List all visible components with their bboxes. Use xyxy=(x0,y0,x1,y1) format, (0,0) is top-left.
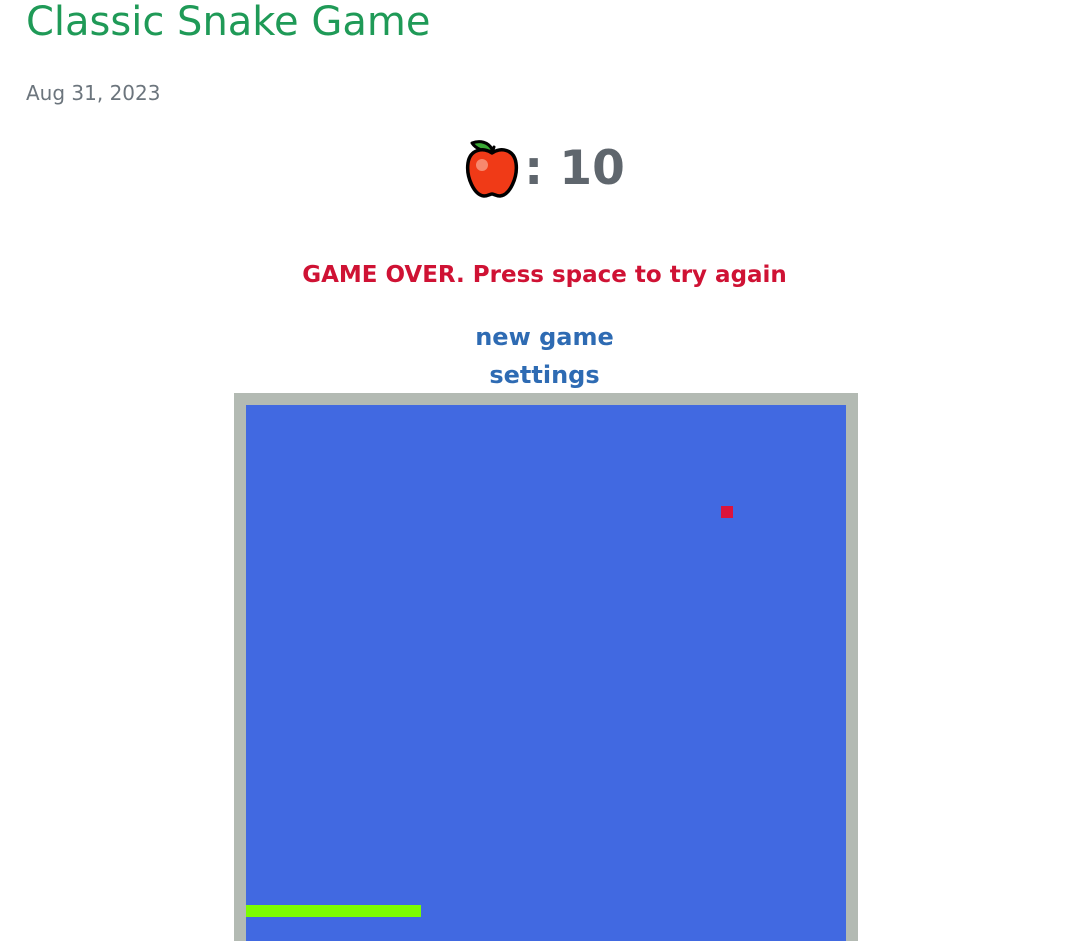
settings-link[interactable]: settings xyxy=(0,360,1089,390)
food-pellet xyxy=(721,506,733,518)
page: Classic Snake Game Aug 31, 2023 : 10 GAM… xyxy=(0,0,1089,941)
score-display: : 10 xyxy=(0,139,1089,199)
game-board[interactable] xyxy=(246,405,846,941)
new-game-link[interactable]: new game xyxy=(0,322,1089,352)
page-title: Classic Snake Game xyxy=(26,0,431,45)
post-date: Aug 31, 2023 xyxy=(26,81,161,105)
game-board-frame xyxy=(234,393,858,941)
snake-body xyxy=(246,905,421,917)
game-over-message: GAME OVER. Press space to try again xyxy=(302,262,787,288)
apple-icon xyxy=(466,140,519,198)
score-value: : 10 xyxy=(524,141,625,196)
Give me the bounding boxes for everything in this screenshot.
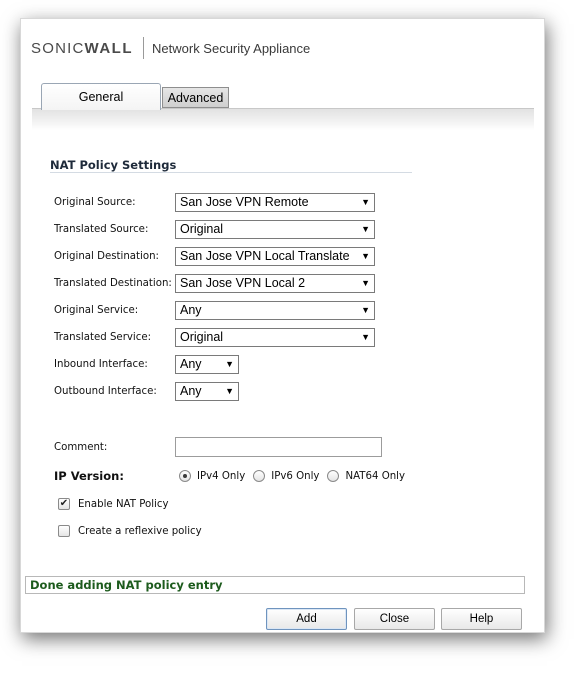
row-comment: Comment: [54, 437, 382, 457]
status-bar: Done adding NAT policy entry [25, 576, 525, 594]
translated-destination-value: San Jose VPN Local 2 [180, 276, 306, 290]
chevron-down-icon: ▼ [361, 224, 370, 234]
original-destination-select[interactable]: San Jose VPN Local Translate ▼ [175, 247, 375, 266]
tab-general[interactable]: General [41, 83, 161, 110]
reflexive-policy-label: Create a reflexive policy [78, 525, 202, 537]
row-original-source: Original Source: San Jose VPN Remote ▼ [54, 193, 375, 212]
section-divider [50, 172, 412, 173]
original-source-select[interactable]: San Jose VPN Remote ▼ [175, 193, 375, 212]
row-translated-service: Translated Service: Original ▼ [54, 328, 375, 347]
outbound-interface-label: Outbound Interface: [54, 386, 157, 397]
translated-service-label: Translated Service: [54, 332, 152, 343]
translated-destination-label: Translated Destination: [54, 278, 172, 289]
section-title: NAT Policy Settings [50, 158, 177, 172]
radio-ipv6-only[interactable] [253, 470, 266, 482]
original-source-value: San Jose VPN Remote [180, 195, 309, 209]
ip-version-label: IP Version: [54, 469, 124, 483]
header-divider [143, 37, 145, 59]
original-destination-value: San Jose VPN Local Translate [180, 249, 350, 263]
radio-nat64-only[interactable] [327, 470, 340, 482]
ipv4-only-label: IPv4 Only [197, 470, 246, 482]
original-service-select[interactable]: Any ▼ [175, 301, 375, 320]
row-translated-source: Translated Source: Original ▼ [54, 220, 375, 239]
inbound-interface-value: Any [180, 357, 202, 371]
translated-service-select[interactable]: Original ▼ [175, 328, 375, 347]
outbound-interface-select[interactable]: Any ▼ [175, 382, 239, 401]
chevron-down-icon: ▼ [361, 197, 370, 207]
translated-source-label: Translated Source: [54, 224, 149, 235]
translated-source-value: Original [180, 222, 224, 236]
enable-nat-row: ✔ Enable NAT Policy [58, 496, 169, 512]
nat64-only-label: NAT64 Only [345, 470, 406, 482]
inbound-interface-label: Inbound Interface: [54, 359, 148, 370]
product-name: Network Security Appliance [152, 40, 311, 56]
reflexive-policy-checkbox[interactable] [58, 525, 70, 537]
chevron-down-icon: ▼ [225, 359, 234, 369]
radio-ipv4-only[interactable] [179, 470, 191, 482]
enable-nat-label: Enable NAT Policy [78, 498, 169, 510]
original-service-value: Any [180, 303, 202, 317]
inbound-interface-select[interactable]: Any ▼ [175, 355, 239, 374]
help-button[interactable]: Help [441, 608, 522, 630]
tab-advanced[interactable]: Advanced [162, 87, 229, 108]
dialog-header: SONICWALL Network Security Appliance [31, 37, 310, 59]
close-button[interactable]: Close [354, 608, 435, 630]
logo-text-sonic: SONIC [31, 39, 85, 57]
reflexive-row: Create a reflexive policy [58, 523, 202, 539]
add-button[interactable]: Add [266, 608, 347, 630]
row-outbound-interface: Outbound Interface: Any ▼ [54, 382, 239, 401]
sonicwall-logo: SONICWALL [31, 40, 133, 57]
chevron-down-icon: ▼ [225, 386, 234, 396]
row-original-service: Original Service: Any ▼ [54, 301, 375, 320]
translated-destination-select[interactable]: San Jose VPN Local 2 ▼ [175, 274, 375, 293]
translated-service-value: Original [180, 330, 224, 344]
comment-label: Comment: [54, 441, 108, 453]
chevron-down-icon: ▼ [361, 251, 370, 261]
chevron-down-icon: ▼ [361, 278, 370, 288]
outbound-interface-value: Any [180, 384, 202, 398]
ipv6-only-label: IPv6 Only [271, 470, 320, 482]
row-translated-destination: Translated Destination: San Jose VPN Loc… [54, 274, 375, 293]
translated-source-select[interactable]: Original ▼ [175, 220, 375, 239]
nat-policy-dialog: SONICWALL Network Security Appliance Gen… [20, 18, 545, 633]
comment-input[interactable] [175, 437, 382, 457]
row-original-destination: Original Destination: San Jose VPN Local… [54, 247, 375, 266]
original-service-label: Original Service: [54, 305, 139, 316]
logo-text-wall: WALL [84, 39, 134, 57]
ip-version-group: IP Version: IPv4 Only IPv6 Only NAT64 On… [54, 467, 413, 485]
original-source-label: Original Source: [54, 197, 136, 208]
chevron-down-icon: ▼ [361, 332, 370, 342]
tab-panel-strip [32, 108, 534, 130]
original-destination-label: Original Destination: [54, 251, 159, 262]
enable-nat-checkbox[interactable]: ✔ [58, 498, 70, 510]
chevron-down-icon: ▼ [361, 305, 370, 315]
row-inbound-interface: Inbound Interface: Any ▼ [54, 355, 239, 374]
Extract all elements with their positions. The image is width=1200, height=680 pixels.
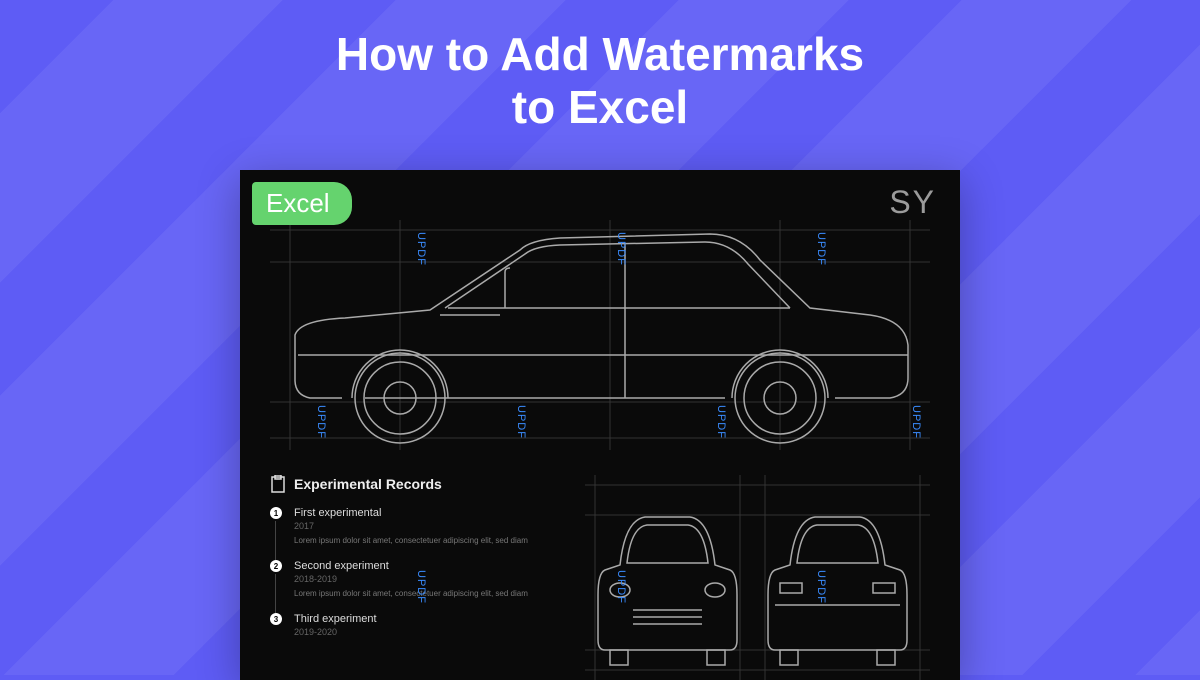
document-preview: Excel SY [240,170,960,680]
watermark: UPDF [615,232,627,266]
page-title: How to Add Watermarksto Excel [0,28,1200,134]
watermark: UPDF [315,405,327,439]
excel-badge: Excel [252,182,352,225]
car-side-view [270,220,930,450]
watermark: UPDF [415,570,427,604]
record-item: 1 First experimental 2017 Lorem ipsum do… [270,507,560,546]
watermark: UPDF [615,570,627,604]
watermark: UPDF [415,232,427,266]
watermark: UPDF [815,232,827,266]
car-front-rear-views [585,475,930,680]
watermark: UPDF [715,405,727,439]
record-item: 3 Third experiment 2019-2020 [270,613,560,637]
records-heading: Experimental Records [270,475,560,493]
watermark: UPDF [515,405,527,439]
clipboard-icon [270,475,286,493]
watermark: UPDF [815,570,827,604]
corner-label: SY [889,184,936,221]
watermark: UPDF [910,405,922,439]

=== Task to complete ===
Rewrite all of the rows above with "visible components" replaced by "visible elements", keeping everything else the same, and leave out the pictures.

=== Solution to this exercise ===
List all visible elements with their bboxes. Use xyxy=(x0,y0,x1,y1) format, (0,0) is top-left.
settings-link[interactable]: settings xyxy=(0,360,1089,390)
food-pellet xyxy=(721,506,733,518)
page: Classic Snake Game Aug 31, 2023 : 10 GAM… xyxy=(0,0,1089,941)
score-display: : 10 xyxy=(0,139,1089,199)
game-board[interactable] xyxy=(246,405,846,941)
new-game-link[interactable]: new game xyxy=(0,322,1089,352)
page-title: Classic Snake Game xyxy=(26,0,431,45)
post-date: Aug 31, 2023 xyxy=(26,81,161,105)
game-board-frame xyxy=(234,393,858,941)
snake-body xyxy=(246,905,421,917)
game-over-message: GAME OVER. Press space to try again xyxy=(302,262,787,288)
apple-icon xyxy=(466,140,519,198)
score-value: : 10 xyxy=(524,141,625,196)
Give me the bounding boxes for everything in this screenshot.
row-comment: Comment: [54, 437, 382, 457]
status-bar: Done adding NAT policy entry [25, 576, 525, 594]
translated-destination-value: San Jose VPN Local 2 [180, 276, 306, 290]
chevron-down-icon: ▼ [361, 224, 370, 234]
original-destination-select[interactable]: San Jose VPN Local Translate ▼ [175, 247, 375, 266]
tab-general[interactable]: General [41, 83, 161, 110]
reflexive-policy-label: Create a reflexive policy [78, 525, 202, 537]
row-original-source: Original Source: San Jose VPN Remote ▼ [54, 193, 375, 212]
section-divider [50, 172, 412, 173]
original-source-select[interactable]: San Jose VPN Remote ▼ [175, 193, 375, 212]
row-translated-service: Translated Service: Original ▼ [54, 328, 375, 347]
outbound-interface-label: Outbound Interface: [54, 386, 157, 397]
translated-service-label: Translated Service: [54, 332, 152, 343]
translated-destination-label: Translated Destination: [54, 278, 172, 289]
section-title: NAT Policy Settings [50, 158, 177, 172]
radio-ipv6-only[interactable] [253, 470, 266, 482]
original-source-value: San Jose VPN Remote [180, 195, 309, 209]
ip-version-label: IP Version: [54, 469, 124, 483]
header-divider [143, 37, 145, 59]
original-destination-value: San Jose VPN Local Translate [180, 249, 350, 263]
radio-nat64-only[interactable] [327, 470, 340, 482]
ipv4-only-label: IPv4 Only [197, 470, 246, 482]
original-service-select[interactable]: Any ▼ [175, 301, 375, 320]
row-translated-source: Translated Source: Original ▼ [54, 220, 375, 239]
inbound-interface-value: Any [180, 357, 202, 371]
translated-service-select[interactable]: Original ▼ [175, 328, 375, 347]
outbound-interface-select[interactable]: Any ▼ [175, 382, 239, 401]
chevron-down-icon: ▼ [361, 197, 370, 207]
translated-source-label: Translated Source: [54, 224, 149, 235]
translated-source-value: Original [180, 222, 224, 236]
enable-nat-row: ✔ Enable NAT Policy [58, 496, 169, 512]
nat64-only-label: NAT64 Only [345, 470, 406, 482]
inbound-interface-label: Inbound Interface: [54, 359, 148, 370]
product-name: Network Security Appliance [152, 40, 311, 56]
reflexive-policy-checkbox[interactable] [58, 525, 70, 537]
chevron-down-icon: ▼ [225, 359, 234, 369]
radio-ipv4-only[interactable] [179, 470, 191, 482]
enable-nat-label: Enable NAT Policy [78, 498, 169, 510]
original-service-value: Any [180, 303, 202, 317]
inbound-interface-select[interactable]: Any ▼ [175, 355, 239, 374]
help-button[interactable]: Help [441, 608, 522, 630]
tab-advanced[interactable]: Advanced [162, 87, 229, 108]
dialog-header: SONICWALL Network Security Appliance [31, 37, 310, 59]
close-button[interactable]: Close [354, 608, 435, 630]
logo-text-sonic: SONIC [31, 39, 85, 57]
reflexive-row: Create a reflexive policy [58, 523, 202, 539]
add-button[interactable]: Add [266, 608, 347, 630]
row-outbound-interface: Outbound Interface: Any ▼ [54, 382, 239, 401]
sonicwall-logo: SONICWALL [31, 40, 133, 57]
chevron-down-icon: ▼ [225, 386, 234, 396]
row-original-service: Original Service: Any ▼ [54, 301, 375, 320]
translated-destination-select[interactable]: San Jose VPN Local 2 ▼ [175, 274, 375, 293]
translated-service-value: Original [180, 330, 224, 344]
comment-label: Comment: [54, 441, 108, 453]
chevron-down-icon: ▼ [361, 251, 370, 261]
chevron-down-icon: ▼ [361, 278, 370, 288]
outbound-interface-value: Any [180, 384, 202, 398]
ipv6-only-label: IPv6 Only [271, 470, 320, 482]
row-translated-destination: Translated Destination: San Jose VPN Loc… [54, 274, 375, 293]
translated-source-select[interactable]: Original ▼ [175, 220, 375, 239]
nat-policy-dialog: SONICWALL Network Security Appliance Gen… [20, 18, 545, 633]
comment-input[interactable] [175, 437, 382, 457]
row-original-destination: Original Destination: San Jose VPN Local… [54, 247, 375, 266]
original-service-label: Original Service: [54, 305, 139, 316]
logo-text-wall: WALL [84, 39, 134, 57]
ip-version-group: IP Version: IPv4 Only IPv6 Only NAT64 On… [54, 467, 413, 485]
original-source-label: Original Source: [54, 197, 136, 208]
chevron-down-icon: ▼ [361, 332, 370, 342]
tab-panel-strip [32, 108, 534, 130]
original-destination-label: Original Destination: [54, 251, 159, 262]
enable-nat-checkbox[interactable]: ✔ [58, 498, 70, 510]
chevron-down-icon: ▼ [361, 305, 370, 315]
row-inbound-interface: Inbound Interface: Any ▼ [54, 355, 239, 374]
Extract all elements with their positions. The image is width=1200, height=680 pixels.
document-preview: Excel SY [240,170,960,680]
watermark: UPDF [615,232,627,266]
page-title: How to Add Watermarksto Excel [0,28,1200,134]
watermark: UPDF [315,405,327,439]
excel-badge: Excel [252,182,352,225]
car-side-view [270,220,930,450]
watermark: UPDF [415,570,427,604]
record-item: 1 First experimental 2017 Lorem ipsum do… [270,507,560,546]
watermark: UPDF [615,570,627,604]
watermark: UPDF [415,232,427,266]
watermark: UPDF [815,232,827,266]
car-front-rear-views [585,475,930,680]
watermark: UPDF [715,405,727,439]
record-item: 3 Third experiment 2019-2020 [270,613,560,637]
records-heading: Experimental Records [270,475,560,493]
watermark: UPDF [515,405,527,439]
clipboard-icon [270,475,286,493]
watermark: UPDF [815,570,827,604]
corner-label: SY [889,184,936,221]
watermark: UPDF [910,405,922,439]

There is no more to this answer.